— WRITTEN PROBLEM —
Looking at the listing beneath, work out how many lines hold "values" and report only that figure.

(Source records)
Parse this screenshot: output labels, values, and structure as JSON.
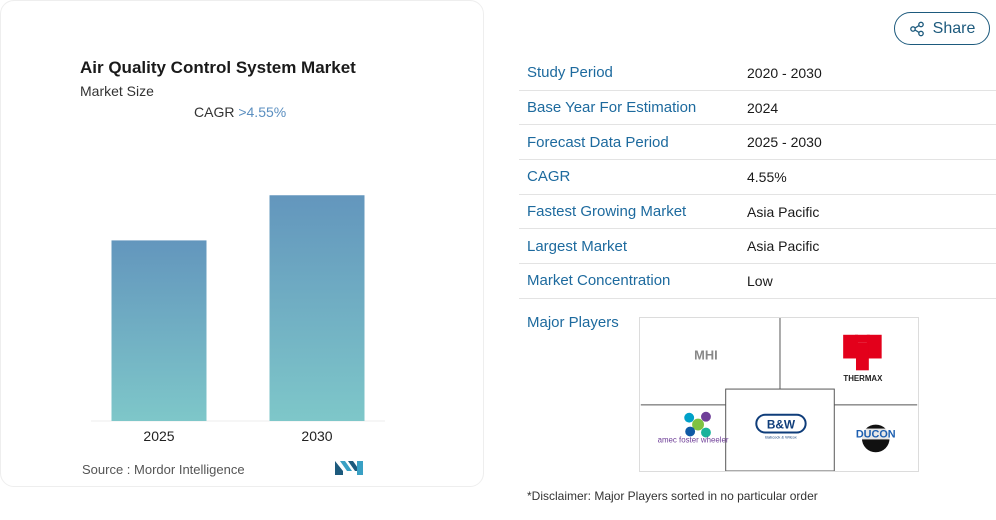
{
  "card": {
    "title": "Air Quality Control System Market",
    "subtitle": "Market Size",
    "cagr_label": "CAGR",
    "cagr_value": ">4.55%",
    "source_label": "Source :",
    "source_value": "Mordor Intelligence"
  },
  "chart_data": {
    "type": "bar",
    "categories": [
      "2025",
      "2030"
    ],
    "values": [
      1.0,
      1.25
    ],
    "title": "",
    "xlabel": "",
    "ylabel": "",
    "ylim": [
      0,
      1.34
    ],
    "grid": false,
    "bar_gradient": [
      "#6396bd",
      "#7ec7c9"
    ]
  },
  "share": {
    "label": "Share"
  },
  "info": {
    "rows": [
      {
        "label": "Study Period",
        "value": "2020 - 2030"
      },
      {
        "label": "Base Year For Estimation",
        "value": "2024"
      },
      {
        "label": "Forecast Data Period",
        "value": "2025 - 2030"
      },
      {
        "label": "CAGR",
        "value": "4.55%"
      },
      {
        "label": "Fastest Growing Market",
        "value": "Asia Pacific"
      },
      {
        "label": "Largest Market",
        "value": "Asia Pacific"
      },
      {
        "label": "Market Concentration",
        "value": "Low"
      }
    ],
    "players_label": "Major Players",
    "players": [
      {
        "name": "MHI",
        "logo_text": "MHI"
      },
      {
        "name": "Thermax",
        "logo_text": "THERMAX"
      },
      {
        "name": "Amec Foster Wheeler",
        "logo_text": "amec foster wheeler"
      },
      {
        "name": "Babcock & Wilcox",
        "logo_text": "B&W BABCOCK & WILCOX"
      },
      {
        "name": "Ducon",
        "logo_text": "DUCON"
      }
    ],
    "disclaimer": "*Disclaimer: Major Players sorted in no particular order"
  }
}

— REPLY TO THE EXERCISE —
2